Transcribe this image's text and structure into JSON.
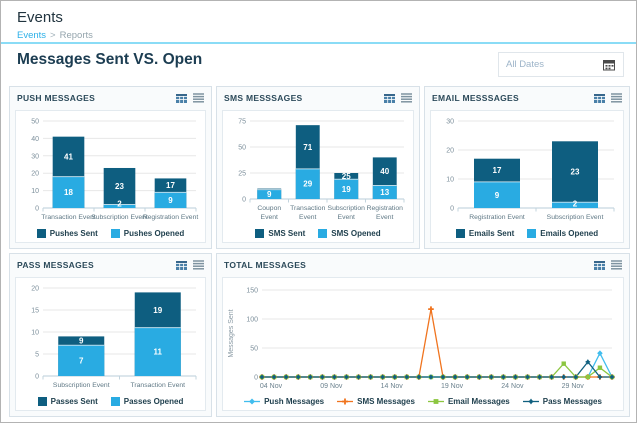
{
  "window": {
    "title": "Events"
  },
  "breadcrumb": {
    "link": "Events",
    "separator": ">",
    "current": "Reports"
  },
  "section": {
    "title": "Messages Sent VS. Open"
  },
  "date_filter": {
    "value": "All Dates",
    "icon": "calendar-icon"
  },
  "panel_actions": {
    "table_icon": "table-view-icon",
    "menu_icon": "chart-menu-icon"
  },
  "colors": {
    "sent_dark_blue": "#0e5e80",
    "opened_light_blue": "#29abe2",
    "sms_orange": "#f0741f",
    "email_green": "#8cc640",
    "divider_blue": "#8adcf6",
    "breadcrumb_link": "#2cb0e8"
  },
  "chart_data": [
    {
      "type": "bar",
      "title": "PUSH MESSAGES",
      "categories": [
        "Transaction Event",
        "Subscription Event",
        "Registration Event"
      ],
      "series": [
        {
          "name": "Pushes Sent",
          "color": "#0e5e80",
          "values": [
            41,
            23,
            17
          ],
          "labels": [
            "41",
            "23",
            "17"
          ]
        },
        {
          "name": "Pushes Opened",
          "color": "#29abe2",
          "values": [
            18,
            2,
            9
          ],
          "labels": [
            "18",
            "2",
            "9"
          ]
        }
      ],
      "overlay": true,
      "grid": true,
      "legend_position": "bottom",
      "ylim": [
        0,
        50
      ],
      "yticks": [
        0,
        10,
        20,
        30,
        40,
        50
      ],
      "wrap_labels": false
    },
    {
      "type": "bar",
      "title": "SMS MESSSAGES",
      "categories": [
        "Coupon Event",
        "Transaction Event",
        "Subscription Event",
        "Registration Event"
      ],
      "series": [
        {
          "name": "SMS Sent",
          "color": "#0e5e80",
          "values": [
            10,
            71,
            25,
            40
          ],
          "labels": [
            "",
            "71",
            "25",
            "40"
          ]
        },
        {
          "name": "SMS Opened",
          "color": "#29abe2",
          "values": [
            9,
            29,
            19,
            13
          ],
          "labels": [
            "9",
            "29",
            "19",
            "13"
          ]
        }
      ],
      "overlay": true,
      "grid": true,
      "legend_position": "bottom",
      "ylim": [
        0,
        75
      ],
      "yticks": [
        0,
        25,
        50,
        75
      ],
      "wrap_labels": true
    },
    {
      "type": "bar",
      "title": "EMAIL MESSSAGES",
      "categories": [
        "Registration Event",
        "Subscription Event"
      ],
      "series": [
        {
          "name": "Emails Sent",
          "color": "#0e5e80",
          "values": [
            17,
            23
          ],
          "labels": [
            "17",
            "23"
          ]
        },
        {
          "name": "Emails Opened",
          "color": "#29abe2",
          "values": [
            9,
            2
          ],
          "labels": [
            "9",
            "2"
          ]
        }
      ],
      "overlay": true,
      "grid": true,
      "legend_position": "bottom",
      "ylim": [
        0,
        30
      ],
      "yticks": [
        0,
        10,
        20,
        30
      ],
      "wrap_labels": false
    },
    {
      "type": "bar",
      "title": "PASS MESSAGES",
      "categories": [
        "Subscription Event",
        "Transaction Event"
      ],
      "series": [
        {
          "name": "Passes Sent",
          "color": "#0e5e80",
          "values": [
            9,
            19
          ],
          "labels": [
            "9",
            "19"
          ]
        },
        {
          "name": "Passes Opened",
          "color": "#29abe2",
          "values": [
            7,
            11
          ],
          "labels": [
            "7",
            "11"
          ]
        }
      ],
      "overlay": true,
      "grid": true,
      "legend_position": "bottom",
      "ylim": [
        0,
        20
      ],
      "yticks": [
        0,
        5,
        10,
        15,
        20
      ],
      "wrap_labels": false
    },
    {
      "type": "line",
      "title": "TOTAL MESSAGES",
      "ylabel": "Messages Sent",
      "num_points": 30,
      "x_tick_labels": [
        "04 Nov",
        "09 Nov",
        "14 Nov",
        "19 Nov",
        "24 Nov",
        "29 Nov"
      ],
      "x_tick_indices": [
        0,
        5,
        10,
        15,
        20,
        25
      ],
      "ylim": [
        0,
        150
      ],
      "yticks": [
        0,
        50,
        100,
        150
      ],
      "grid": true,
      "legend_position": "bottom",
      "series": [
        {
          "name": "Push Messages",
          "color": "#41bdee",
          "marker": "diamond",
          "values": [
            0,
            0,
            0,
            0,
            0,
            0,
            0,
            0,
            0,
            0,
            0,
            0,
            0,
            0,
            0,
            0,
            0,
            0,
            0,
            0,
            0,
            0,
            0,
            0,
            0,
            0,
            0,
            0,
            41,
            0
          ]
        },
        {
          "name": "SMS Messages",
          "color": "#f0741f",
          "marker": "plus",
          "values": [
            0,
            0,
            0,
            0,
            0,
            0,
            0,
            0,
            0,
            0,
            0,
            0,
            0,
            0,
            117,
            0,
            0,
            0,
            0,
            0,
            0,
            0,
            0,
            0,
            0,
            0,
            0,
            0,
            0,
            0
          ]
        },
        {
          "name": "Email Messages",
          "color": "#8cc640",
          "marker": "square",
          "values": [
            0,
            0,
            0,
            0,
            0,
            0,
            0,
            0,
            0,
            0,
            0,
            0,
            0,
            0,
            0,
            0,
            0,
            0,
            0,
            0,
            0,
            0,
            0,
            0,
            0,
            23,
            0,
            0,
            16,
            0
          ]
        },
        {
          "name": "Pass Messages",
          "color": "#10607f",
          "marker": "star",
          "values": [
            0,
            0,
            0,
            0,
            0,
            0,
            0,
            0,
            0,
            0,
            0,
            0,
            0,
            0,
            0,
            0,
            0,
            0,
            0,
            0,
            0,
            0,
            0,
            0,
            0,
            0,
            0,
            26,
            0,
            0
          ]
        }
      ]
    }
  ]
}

· · · · · · ·

Instructions for the task | Quote the entries above word for word. Leave the images out.

Solved exercise |
Transcribe this image's text and structure into JSON.
{
  "window": {
    "title": "Events"
  },
  "breadcrumb": {
    "link": "Events",
    "separator": ">",
    "current": "Reports"
  },
  "section": {
    "title": "Messages Sent VS. Open"
  },
  "date_filter": {
    "value": "All Dates",
    "icon": "calendar-icon"
  },
  "panel_actions": {
    "table_icon": "table-view-icon",
    "menu_icon": "chart-menu-icon"
  },
  "colors": {
    "sent_dark_blue": "#0e5e80",
    "opened_light_blue": "#29abe2",
    "sms_orange": "#f0741f",
    "email_green": "#8cc640",
    "divider_blue": "#8adcf6",
    "breadcrumb_link": "#2cb0e8"
  },
  "chart_data": [
    {
      "type": "bar",
      "title": "PUSH MESSAGES",
      "categories": [
        "Transaction Event",
        "Subscription Event",
        "Registration Event"
      ],
      "series": [
        {
          "name": "Pushes Sent",
          "color": "#0e5e80",
          "values": [
            41,
            23,
            17
          ],
          "labels": [
            "41",
            "23",
            "17"
          ]
        },
        {
          "name": "Pushes Opened",
          "color": "#29abe2",
          "values": [
            18,
            2,
            9
          ],
          "labels": [
            "18",
            "2",
            "9"
          ]
        }
      ],
      "overlay": true,
      "grid": true,
      "legend_position": "bottom",
      "ylim": [
        0,
        50
      ],
      "yticks": [
        0,
        10,
        20,
        30,
        40,
        50
      ],
      "wrap_labels": false
    },
    {
      "type": "bar",
      "title": "SMS MESSSAGES",
      "categories": [
        "Coupon Event",
        "Transaction Event",
        "Subscription Event",
        "Registration Event"
      ],
      "series": [
        {
          "name": "SMS Sent",
          "color": "#0e5e80",
          "values": [
            10,
            71,
            25,
            40
          ],
          "labels": [
            "",
            "71",
            "25",
            "40"
          ]
        },
        {
          "name": "SMS Opened",
          "color": "#29abe2",
          "values": [
            9,
            29,
            19,
            13
          ],
          "labels": [
            "9",
            "29",
            "19",
            "13"
          ]
        }
      ],
      "overlay": true,
      "grid": true,
      "legend_position": "bottom",
      "ylim": [
        0,
        75
      ],
      "yticks": [
        0,
        25,
        50,
        75
      ],
      "wrap_labels": true
    },
    {
      "type": "bar",
      "title": "EMAIL MESSSAGES",
      "categories": [
        "Registration Event",
        "Subscription Event"
      ],
      "series": [
        {
          "name": "Emails Sent",
          "color": "#0e5e80",
          "values": [
            17,
            23
          ],
          "labels": [
            "17",
            "23"
          ]
        },
        {
          "name": "Emails Opened",
          "color": "#29abe2",
          "values": [
            9,
            2
          ],
          "labels": [
            "9",
            "2"
          ]
        }
      ],
      "overlay": true,
      "grid": true,
      "legend_position": "bottom",
      "ylim": [
        0,
        30
      ],
      "yticks": [
        0,
        10,
        20,
        30
      ],
      "wrap_labels": false
    },
    {
      "type": "bar",
      "title": "PASS MESSAGES",
      "categories": [
        "Subscription Event",
        "Transaction Event"
      ],
      "series": [
        {
          "name": "Passes Sent",
          "color": "#0e5e80",
          "values": [
            9,
            19
          ],
          "labels": [
            "9",
            "19"
          ]
        },
        {
          "name": "Passes Opened",
          "color": "#29abe2",
          "values": [
            7,
            11
          ],
          "labels": [
            "7",
            "11"
          ]
        }
      ],
      "overlay": true,
      "grid": true,
      "legend_position": "bottom",
      "ylim": [
        0,
        20
      ],
      "yticks": [
        0,
        5,
        10,
        15,
        20
      ],
      "wrap_labels": false
    },
    {
      "type": "line",
      "title": "TOTAL MESSAGES",
      "ylabel": "Messages Sent",
      "num_points": 30,
      "x_tick_labels": [
        "04 Nov",
        "09 Nov",
        "14 Nov",
        "19 Nov",
        "24 Nov",
        "29 Nov"
      ],
      "x_tick_indices": [
        0,
        5,
        10,
        15,
        20,
        25
      ],
      "ylim": [
        0,
        150
      ],
      "yticks": [
        0,
        50,
        100,
        150
      ],
      "grid": true,
      "legend_position": "bottom",
      "series": [
        {
          "name": "Push Messages",
          "color": "#41bdee",
          "marker": "diamond",
          "values": [
            0,
            0,
            0,
            0,
            0,
            0,
            0,
            0,
            0,
            0,
            0,
            0,
            0,
            0,
            0,
            0,
            0,
            0,
            0,
            0,
            0,
            0,
            0,
            0,
            0,
            0,
            0,
            0,
            41,
            0
          ]
        },
        {
          "name": "SMS Messages",
          "color": "#f0741f",
          "marker": "plus",
          "values": [
            0,
            0,
            0,
            0,
            0,
            0,
            0,
            0,
            0,
            0,
            0,
            0,
            0,
            0,
            117,
            0,
            0,
            0,
            0,
            0,
            0,
            0,
            0,
            0,
            0,
            0,
            0,
            0,
            0,
            0
          ]
        },
        {
          "name": "Email Messages",
          "color": "#8cc640",
          "marker": "square",
          "values": [
            0,
            0,
            0,
            0,
            0,
            0,
            0,
            0,
            0,
            0,
            0,
            0,
            0,
            0,
            0,
            0,
            0,
            0,
            0,
            0,
            0,
            0,
            0,
            0,
            0,
            23,
            0,
            0,
            16,
            0
          ]
        },
        {
          "name": "Pass Messages",
          "color": "#10607f",
          "marker": "star",
          "values": [
            0,
            0,
            0,
            0,
            0,
            0,
            0,
            0,
            0,
            0,
            0,
            0,
            0,
            0,
            0,
            0,
            0,
            0,
            0,
            0,
            0,
            0,
            0,
            0,
            0,
            0,
            0,
            26,
            0,
            0
          ]
        }
      ]
    }
  ]
}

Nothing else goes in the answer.